REQUIRED WORK: Can you reproduce every line of the records below word for word, omitting the pictures?

Element and region data:

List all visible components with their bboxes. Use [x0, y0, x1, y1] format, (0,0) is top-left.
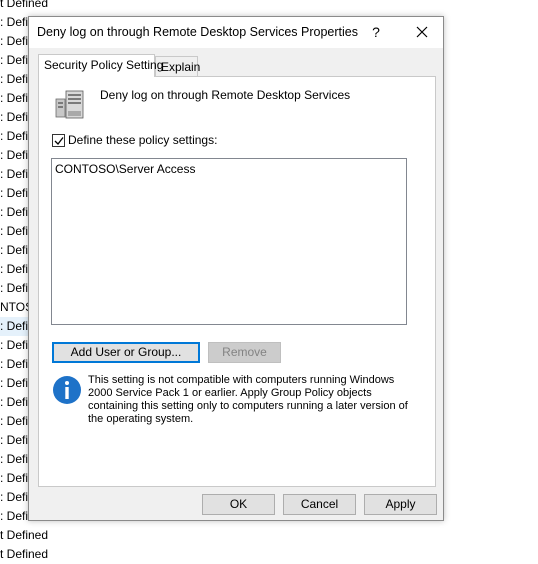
remove-button[interactable]: Remove: [208, 342, 281, 363]
background-list-row[interactable]: t Defined: [0, 0, 60, 13]
server-policy-icon: [55, 90, 84, 119]
title-bar: Deny log on through Remote Desktop Servi…: [29, 17, 443, 48]
help-button[interactable]: ?: [355, 17, 397, 48]
tab-panel: Deny log on through Remote Desktop Servi…: [38, 76, 436, 487]
tab-security-policy-setting[interactable]: Security Policy Setting: [38, 54, 163, 77]
list-item[interactable]: CONTOSO\Server Access: [55, 162, 195, 176]
ok-button[interactable]: OK: [202, 494, 275, 515]
policy-name: Deny log on through Remote Desktop Servi…: [100, 88, 351, 102]
add-user-or-group-button[interactable]: Add User or Group...: [52, 342, 200, 363]
close-icon: [416, 26, 428, 38]
apply-button[interactable]: Apply: [364, 494, 437, 515]
background-list-row[interactable]: t Defined: [0, 545, 60, 564]
close-button[interactable]: [401, 17, 443, 48]
info-icon: [53, 376, 81, 404]
properties-dialog: Deny log on through Remote Desktop Servi…: [28, 16, 444, 521]
define-policy-label: Define these policy settings:: [68, 133, 218, 147]
define-policy-checkbox[interactable]: [52, 134, 65, 147]
background-list-row[interactable]: t Defined: [0, 526, 60, 545]
cancel-button[interactable]: Cancel: [283, 494, 356, 515]
accounts-listbox[interactable]: CONTOSO\Server Access: [51, 158, 407, 325]
dialog-title: Deny log on through Remote Desktop Servi…: [37, 25, 358, 39]
compatibility-info-text: This setting is not compatible with comp…: [88, 374, 408, 425]
checkmark-icon: [54, 137, 64, 145]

REPLY:
List all visible components with their bboxes. Use [x0, y0, x1, y1] format, (0,0) is top-left.
remove-button[interactable]: Remove: [208, 342, 281, 363]
background-list-row[interactable]: t Defined: [0, 0, 60, 13]
server-policy-icon: [55, 90, 84, 119]
title-bar: Deny log on through Remote Desktop Servi…: [29, 17, 443, 48]
help-button[interactable]: ?: [355, 17, 397, 48]
tab-panel: Deny log on through Remote Desktop Servi…: [38, 76, 436, 487]
tab-security-policy-setting[interactable]: Security Policy Setting: [38, 54, 163, 77]
list-item[interactable]: CONTOSO\Server Access: [55, 162, 195, 176]
ok-button[interactable]: OK: [202, 494, 275, 515]
policy-name: Deny log on through Remote Desktop Servi…: [100, 88, 351, 102]
add-user-or-group-button[interactable]: Add User or Group...: [52, 342, 200, 363]
close-icon: [416, 26, 428, 38]
apply-button[interactable]: Apply: [364, 494, 437, 515]
background-list-row[interactable]: t Defined: [0, 545, 60, 564]
close-button[interactable]: [401, 17, 443, 48]
info-icon: [53, 376, 81, 404]
properties-dialog: Deny log on through Remote Desktop Servi…: [28, 16, 444, 521]
define-policy-label: Define these policy settings:: [68, 133, 218, 147]
define-policy-checkbox[interactable]: [52, 134, 65, 147]
background-list-row[interactable]: t Defined: [0, 526, 60, 545]
cancel-button[interactable]: Cancel: [283, 494, 356, 515]
accounts-listbox[interactable]: CONTOSO\Server Access: [51, 158, 407, 325]
dialog-title: Deny log on through Remote Desktop Servi…: [37, 25, 358, 39]
compatibility-info-text: This setting is not compatible with comp…: [88, 374, 408, 425]
checkmark-icon: [54, 137, 64, 145]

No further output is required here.